* _THE INPUT_:

□ □ □ □

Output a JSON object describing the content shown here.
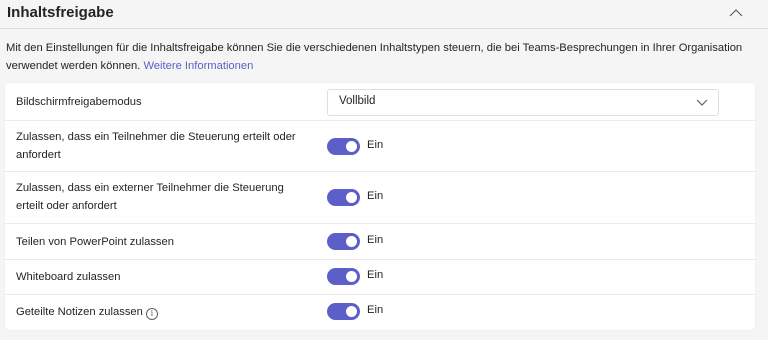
{
  "section": {
    "title": "Inhaltsfreigabe",
    "collapse_icon": "chevron-up-icon",
    "description": "Mit den Einstellungen für die Inhaltsfreigabe können Sie die verschiedenen Inhaltstypen steuern, die bei Teams-Besprechungen in Ihrer Organisation verwendet werden können.",
    "link_text": "Weitere Informationen"
  },
  "settings": {
    "screen_sharing": {
      "label": "Bildschirmfreigabemodus",
      "value": "Vollbild"
    },
    "participant_control": {
      "label": "Zulassen, dass ein Teilnehmer die Steuerung erteilt oder anfordert",
      "state": "Ein"
    },
    "external_control": {
      "label": "Zulassen, dass ein externer Teilnehmer die Steuerung erteilt oder anfordert",
      "state": "Ein"
    },
    "powerpoint": {
      "label": "Teilen von PowerPoint zulassen",
      "state": "Ein"
    },
    "whiteboard": {
      "label": "Whiteboard zulassen",
      "state": "Ein"
    },
    "shared_notes": {
      "label": "Geteilte Notizen zulassen",
      "info_icon": "info-icon",
      "state": "Ein"
    }
  },
  "colors": {
    "accent": "#5b5fc7",
    "text": "#252423",
    "background": "#f5f5f5",
    "card": "#ffffff"
  }
}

□ □ □ □

* _REQUIRED WORK_:
Copy out all lines above that include the string "anfordert".

* _RESULT_:
      "label": "Zulassen, dass ein Teilnehmer die Steuerung erteilt oder anfordert",
      "label": "Zulassen, dass ein externer Teilnehmer die Steuerung erteilt oder anfordert",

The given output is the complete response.